*WORKING DATA:*

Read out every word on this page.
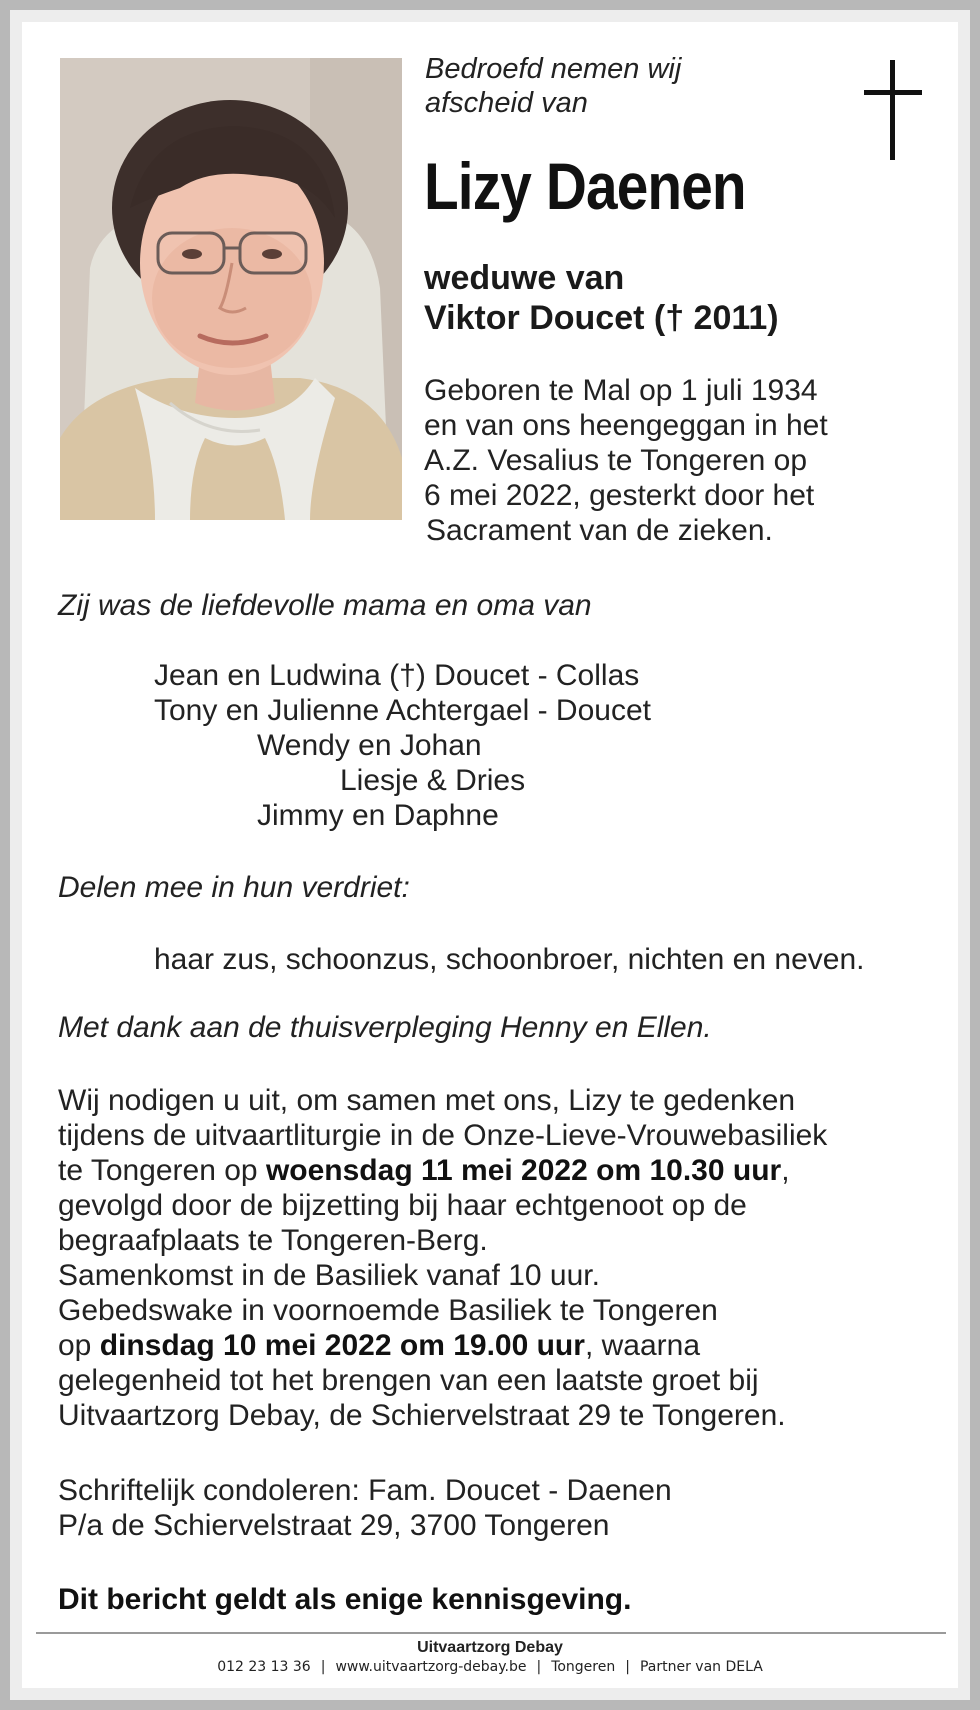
Bedroefd nemen wij
afscheid van
Lizy Daenen
weduwe van
Viktor Doucet († 2011)
Geboren te Mal op 1 juli 1934
en van ons heengeggan in het
A.Z. Vesalius te Tongeren op
6 mei 2022, gesterkt door het
Sacrament van de zieken.
Zij was de liefdevolle mama en oma van
Jean en Ludwina (†) Doucet - Collas
Tony en Julienne Achtergael - Doucet
Wendy en Johan
Liesje & Dries
Jimmy en Daphne
Delen mee in hun verdriet:
haar zus, schoonzus, schoonbroer, nichten en neven.
Met dank aan de thuisverpleging Henny en Ellen.
Wij nodigen u uit, om samen met ons, Lizy te gedenken
tijdens de uitvaartliturgie in de Onze-Lieve-Vrouwebasiliek
te Tongeren op woensdag 11 mei 2022 om 10.30 uur,
gevolgd door de bijzetting bij haar echtgenoot op de
begraafplaats te Tongeren-Berg.
Samenkomst in de Basiliek vanaf 10 uur.
Gebedswake in voornoemde Basiliek te Tongeren
op dinsdag 10 mei 2022 om 19.00 uur, waarna
gelegenheid tot het brengen van een laatste groet bij
Uitvaartzorg Debay, de Schiervelstraat 29 te Tongeren.
Schriftelijk condoleren: Fam. Doucet - Daenen
P/a de Schiervelstraat 29, 3700 Tongeren
Dit bericht geldt als enige kennisgeving.
Uitvaartzorg Debay
012 23 13 36 | www.uitvaartzorg-debay.be | Tongeren | Partner van DELA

*TASK INSTRUCTIONS:* Omit the pictures, and quote the material above exactly as given.

*RESULT OF THE EXERCISE:*
Read out every word on this page.
Bedroefd nemen wij
afscheid van
Lizy Daenen
weduwe van
Viktor Doucet († 2011)
Geboren te Mal op 1 juli 1934
en van ons heengeggan in het
A.Z. Vesalius te Tongeren op
6 mei 2022, gesterkt door het
Sacrament van de zieken.
Zij was de liefdevolle mama en oma van
Jean en Ludwina (†) Doucet - Collas
Tony en Julienne Achtergael - Doucet
Wendy en Johan
Liesje & Dries
Jimmy en Daphne
Delen mee in hun verdriet:
haar zus, schoonzus, schoonbroer, nichten en neven.
Met dank aan de thuisverpleging Henny en Ellen.
Wij nodigen u uit, om samen met ons, Lizy te gedenken
tijdens de uitvaartliturgie in de Onze-Lieve-Vrouwebasiliek
te Tongeren op woensdag 11 mei 2022 om 10.30 uur,
gevolgd door de bijzetting bij haar echtgenoot op de
begraafplaats te Tongeren-Berg.
Samenkomst in de Basiliek vanaf 10 uur.
Gebedswake in voornoemde Basiliek te Tongeren
op dinsdag 10 mei 2022 om 19.00 uur, waarna
gelegenheid tot het brengen van een laatste groet bij
Uitvaartzorg Debay, de Schiervelstraat 29 te Tongeren.
Schriftelijk condoleren: Fam. Doucet - Daenen
P/a de Schiervelstraat 29, 3700 Tongeren
Dit bericht geldt als enige kennisgeving.
Uitvaartzorg Debay
012 23 13 36 | www.uitvaartzorg-debay.be | Tongeren | Partner van DELA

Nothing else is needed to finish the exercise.